Records excerpted from a collection
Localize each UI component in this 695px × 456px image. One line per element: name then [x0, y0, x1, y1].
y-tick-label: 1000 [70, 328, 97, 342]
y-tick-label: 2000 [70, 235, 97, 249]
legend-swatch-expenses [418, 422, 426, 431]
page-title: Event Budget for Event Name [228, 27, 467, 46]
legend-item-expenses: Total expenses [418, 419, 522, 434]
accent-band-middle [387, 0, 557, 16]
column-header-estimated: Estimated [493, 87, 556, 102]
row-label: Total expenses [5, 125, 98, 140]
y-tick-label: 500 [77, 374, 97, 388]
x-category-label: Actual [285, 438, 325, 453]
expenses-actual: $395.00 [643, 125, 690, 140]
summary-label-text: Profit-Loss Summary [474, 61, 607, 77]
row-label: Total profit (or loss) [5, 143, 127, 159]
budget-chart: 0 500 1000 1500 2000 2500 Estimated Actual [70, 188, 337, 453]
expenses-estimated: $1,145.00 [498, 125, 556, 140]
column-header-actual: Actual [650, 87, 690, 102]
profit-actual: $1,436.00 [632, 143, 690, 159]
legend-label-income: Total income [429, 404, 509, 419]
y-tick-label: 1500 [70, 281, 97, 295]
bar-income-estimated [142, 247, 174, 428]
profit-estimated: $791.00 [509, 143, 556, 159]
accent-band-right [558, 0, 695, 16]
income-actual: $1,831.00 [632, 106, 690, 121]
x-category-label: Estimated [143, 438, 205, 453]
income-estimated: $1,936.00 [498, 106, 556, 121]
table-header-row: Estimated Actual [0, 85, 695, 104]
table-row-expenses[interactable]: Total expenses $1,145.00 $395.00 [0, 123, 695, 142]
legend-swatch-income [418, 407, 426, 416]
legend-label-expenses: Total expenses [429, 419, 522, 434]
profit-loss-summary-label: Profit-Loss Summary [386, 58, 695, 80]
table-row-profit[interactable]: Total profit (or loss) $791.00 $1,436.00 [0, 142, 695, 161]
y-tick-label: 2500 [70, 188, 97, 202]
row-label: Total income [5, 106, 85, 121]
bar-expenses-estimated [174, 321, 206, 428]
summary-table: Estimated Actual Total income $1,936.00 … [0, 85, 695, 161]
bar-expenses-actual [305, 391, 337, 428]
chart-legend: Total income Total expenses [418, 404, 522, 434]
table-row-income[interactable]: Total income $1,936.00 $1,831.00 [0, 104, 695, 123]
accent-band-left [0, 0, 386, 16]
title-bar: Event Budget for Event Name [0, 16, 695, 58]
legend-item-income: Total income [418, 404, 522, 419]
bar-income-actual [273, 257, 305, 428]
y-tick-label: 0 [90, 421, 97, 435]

§ **Your goal**: Print everything from the start of the lines down to the line containing "summary-label-text: Profit-Loss Summary", inclusive, reproducing each line verbatim.

§ **The solution**:
Localize each UI component in this 695px × 456px image. One line per element: name then [x0, y0, x1, y1].
y-tick-label: 1000 [70, 328, 97, 342]
y-tick-label: 2000 [70, 235, 97, 249]
legend-swatch-expenses [418, 422, 426, 431]
page-title: Event Budget for Event Name [228, 27, 467, 46]
legend-item-expenses: Total expenses [418, 419, 522, 434]
accent-band-middle [387, 0, 557, 16]
column-header-estimated: Estimated [493, 87, 556, 102]
row-label: Total expenses [5, 125, 98, 140]
y-tick-label: 500 [77, 374, 97, 388]
x-category-label: Actual [285, 438, 325, 453]
expenses-actual: $395.00 [643, 125, 690, 140]
summary-label-text: Profit-Loss Summary [474, 61, 607, 77]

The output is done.